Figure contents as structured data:
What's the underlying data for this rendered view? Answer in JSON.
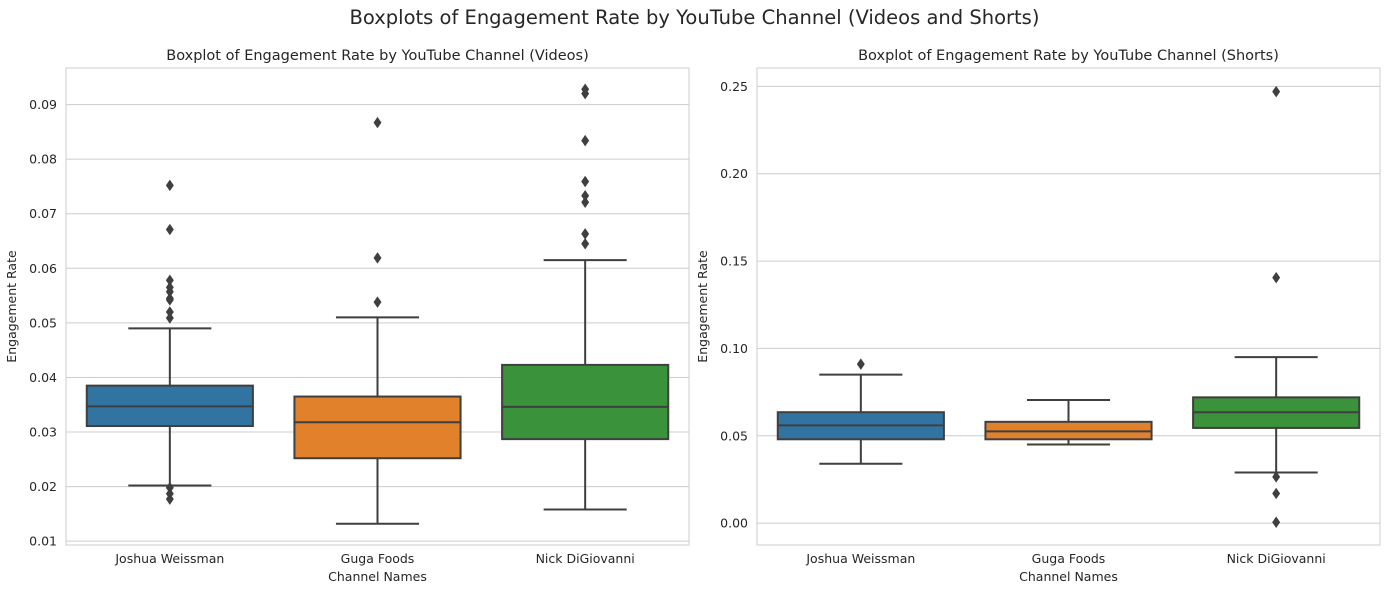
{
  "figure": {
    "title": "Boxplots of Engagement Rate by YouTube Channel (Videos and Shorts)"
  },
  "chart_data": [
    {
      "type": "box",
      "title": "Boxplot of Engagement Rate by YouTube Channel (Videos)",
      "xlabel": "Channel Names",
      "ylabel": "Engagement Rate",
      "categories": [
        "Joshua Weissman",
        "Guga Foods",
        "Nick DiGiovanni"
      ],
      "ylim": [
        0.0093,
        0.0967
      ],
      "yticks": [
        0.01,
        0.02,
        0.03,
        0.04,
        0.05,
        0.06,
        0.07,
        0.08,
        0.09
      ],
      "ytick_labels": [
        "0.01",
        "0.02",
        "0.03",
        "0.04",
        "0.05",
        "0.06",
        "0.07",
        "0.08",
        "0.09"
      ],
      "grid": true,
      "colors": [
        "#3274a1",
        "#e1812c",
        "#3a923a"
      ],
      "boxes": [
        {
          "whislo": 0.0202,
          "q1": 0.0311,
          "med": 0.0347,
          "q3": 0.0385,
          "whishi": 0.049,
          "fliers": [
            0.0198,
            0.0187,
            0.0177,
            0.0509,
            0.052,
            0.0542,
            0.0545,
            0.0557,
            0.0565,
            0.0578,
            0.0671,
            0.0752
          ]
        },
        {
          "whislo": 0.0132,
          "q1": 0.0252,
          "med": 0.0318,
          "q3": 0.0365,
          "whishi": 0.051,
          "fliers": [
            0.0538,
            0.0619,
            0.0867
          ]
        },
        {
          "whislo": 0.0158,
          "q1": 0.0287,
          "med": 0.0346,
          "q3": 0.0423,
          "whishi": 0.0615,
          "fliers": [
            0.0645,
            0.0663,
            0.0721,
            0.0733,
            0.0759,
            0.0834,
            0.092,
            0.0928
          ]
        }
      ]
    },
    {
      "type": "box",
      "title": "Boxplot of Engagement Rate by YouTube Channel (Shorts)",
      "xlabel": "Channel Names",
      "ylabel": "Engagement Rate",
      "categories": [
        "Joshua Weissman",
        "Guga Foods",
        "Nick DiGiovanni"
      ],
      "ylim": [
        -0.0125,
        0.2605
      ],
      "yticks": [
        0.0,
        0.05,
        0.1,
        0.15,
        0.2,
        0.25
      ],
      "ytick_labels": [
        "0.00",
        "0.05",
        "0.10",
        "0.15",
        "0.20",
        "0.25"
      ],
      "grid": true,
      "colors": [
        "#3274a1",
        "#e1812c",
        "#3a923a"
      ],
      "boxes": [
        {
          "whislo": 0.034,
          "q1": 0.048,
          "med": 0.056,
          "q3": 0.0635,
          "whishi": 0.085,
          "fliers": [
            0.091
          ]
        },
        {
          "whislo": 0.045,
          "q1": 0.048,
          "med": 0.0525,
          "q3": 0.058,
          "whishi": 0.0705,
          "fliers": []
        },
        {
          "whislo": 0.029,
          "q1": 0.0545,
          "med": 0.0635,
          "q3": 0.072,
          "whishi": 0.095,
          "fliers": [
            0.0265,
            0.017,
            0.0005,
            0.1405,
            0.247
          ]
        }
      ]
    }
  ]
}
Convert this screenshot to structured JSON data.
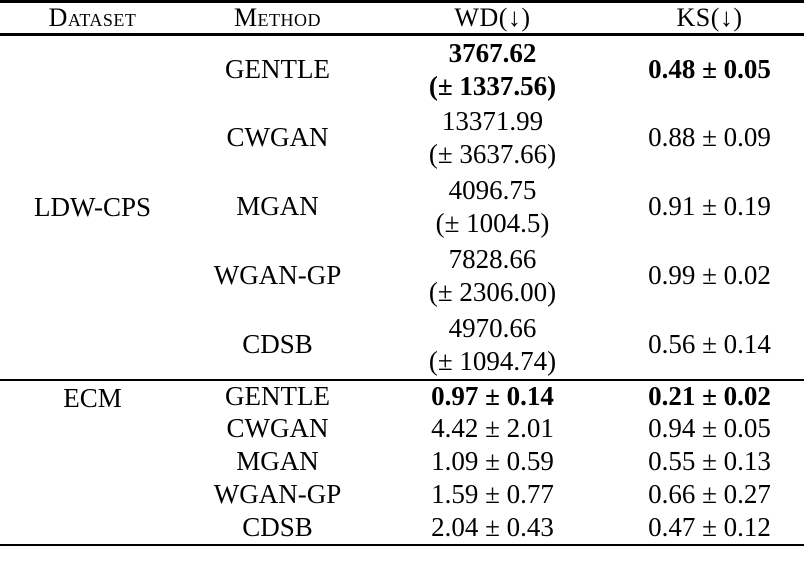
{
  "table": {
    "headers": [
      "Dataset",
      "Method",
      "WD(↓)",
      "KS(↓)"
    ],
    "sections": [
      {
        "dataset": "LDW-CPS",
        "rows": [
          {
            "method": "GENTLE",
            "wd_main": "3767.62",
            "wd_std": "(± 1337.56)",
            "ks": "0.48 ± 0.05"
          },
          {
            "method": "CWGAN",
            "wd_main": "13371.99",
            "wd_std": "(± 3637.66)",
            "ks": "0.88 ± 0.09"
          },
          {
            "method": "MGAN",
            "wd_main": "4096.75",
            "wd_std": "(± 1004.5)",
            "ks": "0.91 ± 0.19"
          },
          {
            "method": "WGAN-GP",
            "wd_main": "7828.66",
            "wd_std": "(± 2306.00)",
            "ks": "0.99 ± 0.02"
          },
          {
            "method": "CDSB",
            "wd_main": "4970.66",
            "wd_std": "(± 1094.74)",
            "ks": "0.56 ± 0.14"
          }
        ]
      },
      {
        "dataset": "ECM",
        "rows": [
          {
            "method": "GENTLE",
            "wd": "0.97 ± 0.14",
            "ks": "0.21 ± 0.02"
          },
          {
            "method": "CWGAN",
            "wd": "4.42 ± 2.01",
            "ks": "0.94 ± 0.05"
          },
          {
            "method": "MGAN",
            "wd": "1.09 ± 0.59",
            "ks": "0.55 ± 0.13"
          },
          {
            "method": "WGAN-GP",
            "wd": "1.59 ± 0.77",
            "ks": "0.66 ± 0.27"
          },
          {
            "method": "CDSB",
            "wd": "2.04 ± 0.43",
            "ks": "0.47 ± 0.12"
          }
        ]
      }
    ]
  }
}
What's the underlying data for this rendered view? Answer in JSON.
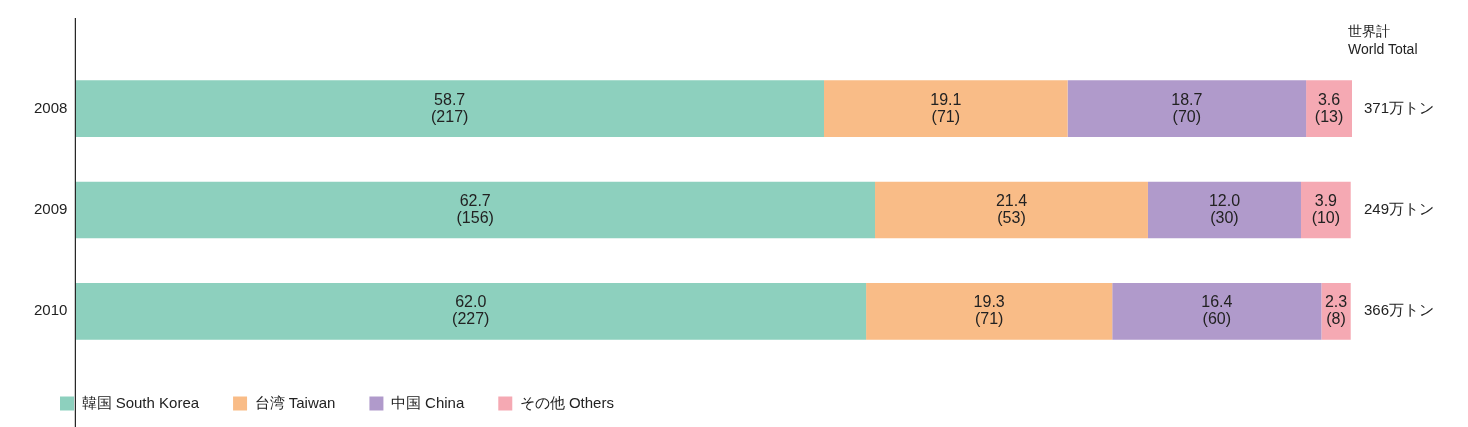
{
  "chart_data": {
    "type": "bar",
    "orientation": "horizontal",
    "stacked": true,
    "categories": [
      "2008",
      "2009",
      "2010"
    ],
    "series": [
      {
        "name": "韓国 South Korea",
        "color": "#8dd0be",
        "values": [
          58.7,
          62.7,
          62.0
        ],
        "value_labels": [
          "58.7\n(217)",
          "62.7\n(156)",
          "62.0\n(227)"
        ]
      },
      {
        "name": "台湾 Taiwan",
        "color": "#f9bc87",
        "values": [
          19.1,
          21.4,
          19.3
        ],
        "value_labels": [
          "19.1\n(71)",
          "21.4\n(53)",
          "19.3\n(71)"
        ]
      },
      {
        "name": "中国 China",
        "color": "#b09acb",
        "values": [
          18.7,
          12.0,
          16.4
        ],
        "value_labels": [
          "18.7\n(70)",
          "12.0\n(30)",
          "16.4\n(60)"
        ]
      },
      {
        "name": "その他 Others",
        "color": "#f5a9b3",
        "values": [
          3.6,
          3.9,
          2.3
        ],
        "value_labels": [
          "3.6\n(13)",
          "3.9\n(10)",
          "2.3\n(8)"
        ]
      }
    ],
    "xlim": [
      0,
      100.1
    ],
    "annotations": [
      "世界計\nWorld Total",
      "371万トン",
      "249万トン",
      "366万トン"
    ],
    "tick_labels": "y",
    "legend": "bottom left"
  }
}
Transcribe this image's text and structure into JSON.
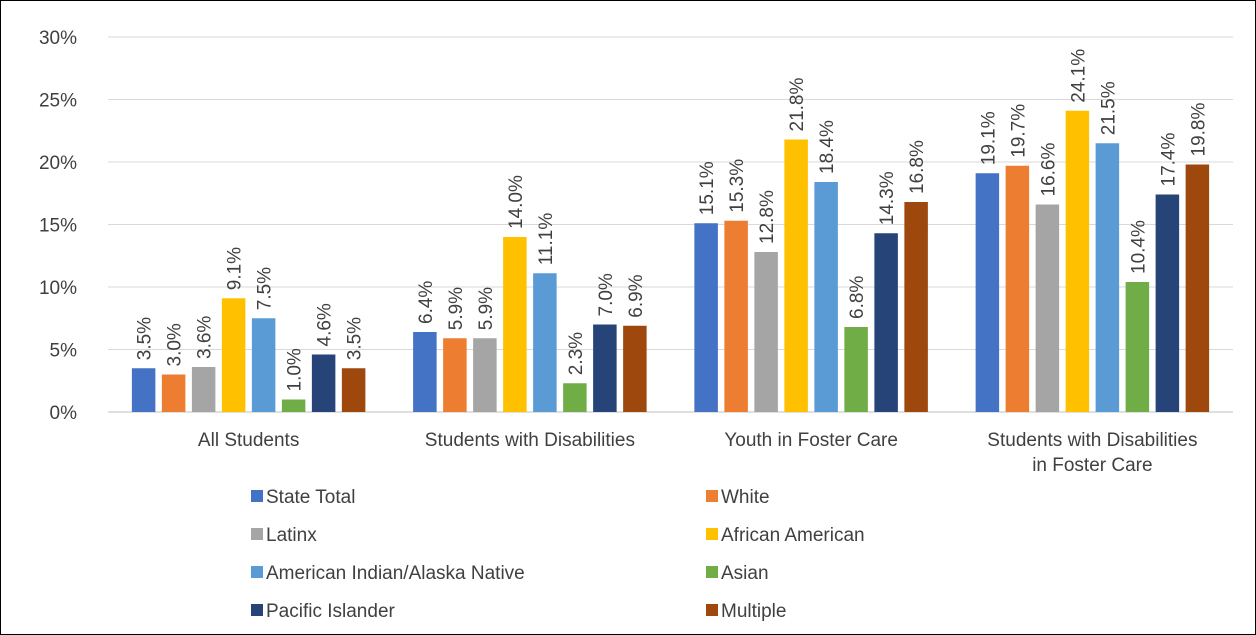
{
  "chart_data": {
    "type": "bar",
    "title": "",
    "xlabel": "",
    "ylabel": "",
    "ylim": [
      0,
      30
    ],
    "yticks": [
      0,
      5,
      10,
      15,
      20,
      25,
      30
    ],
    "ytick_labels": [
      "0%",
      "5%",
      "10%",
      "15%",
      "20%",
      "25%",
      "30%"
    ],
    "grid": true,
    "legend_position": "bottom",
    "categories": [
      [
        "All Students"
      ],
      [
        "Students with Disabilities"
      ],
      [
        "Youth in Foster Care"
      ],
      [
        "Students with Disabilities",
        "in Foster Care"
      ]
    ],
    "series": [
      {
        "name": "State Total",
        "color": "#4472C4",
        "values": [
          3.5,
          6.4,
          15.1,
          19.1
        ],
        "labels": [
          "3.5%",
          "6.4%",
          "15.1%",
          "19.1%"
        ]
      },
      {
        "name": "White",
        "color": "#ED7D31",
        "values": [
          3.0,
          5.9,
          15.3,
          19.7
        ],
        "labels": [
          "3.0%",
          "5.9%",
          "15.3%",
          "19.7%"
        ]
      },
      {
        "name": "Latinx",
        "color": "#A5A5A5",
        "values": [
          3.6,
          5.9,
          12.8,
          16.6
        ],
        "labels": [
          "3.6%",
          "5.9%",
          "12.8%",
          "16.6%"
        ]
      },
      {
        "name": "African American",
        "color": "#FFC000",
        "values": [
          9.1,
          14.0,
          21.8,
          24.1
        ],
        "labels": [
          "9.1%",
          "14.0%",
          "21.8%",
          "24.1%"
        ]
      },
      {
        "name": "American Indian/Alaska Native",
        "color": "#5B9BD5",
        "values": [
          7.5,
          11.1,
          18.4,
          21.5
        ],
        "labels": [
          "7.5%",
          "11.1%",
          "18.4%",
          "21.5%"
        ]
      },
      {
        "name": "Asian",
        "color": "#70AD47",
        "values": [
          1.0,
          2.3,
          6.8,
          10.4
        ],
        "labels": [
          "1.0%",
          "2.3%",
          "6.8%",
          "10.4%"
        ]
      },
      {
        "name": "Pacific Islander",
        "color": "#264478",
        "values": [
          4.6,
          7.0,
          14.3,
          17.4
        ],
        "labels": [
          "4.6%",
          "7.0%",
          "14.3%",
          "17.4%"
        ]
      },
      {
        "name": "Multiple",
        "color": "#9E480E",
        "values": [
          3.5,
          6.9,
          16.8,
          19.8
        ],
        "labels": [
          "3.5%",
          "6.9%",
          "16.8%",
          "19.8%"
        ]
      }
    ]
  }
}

Exercise requirements: Read the entries above, then pull out the lines that include "Shorts".

Correct result:
    "title": "Boxplots of Engagement Rate by YouTube Channel (Videos and Shorts)"
      "title": "Boxplot of Engagement Rate by YouTube Channel (Shorts)",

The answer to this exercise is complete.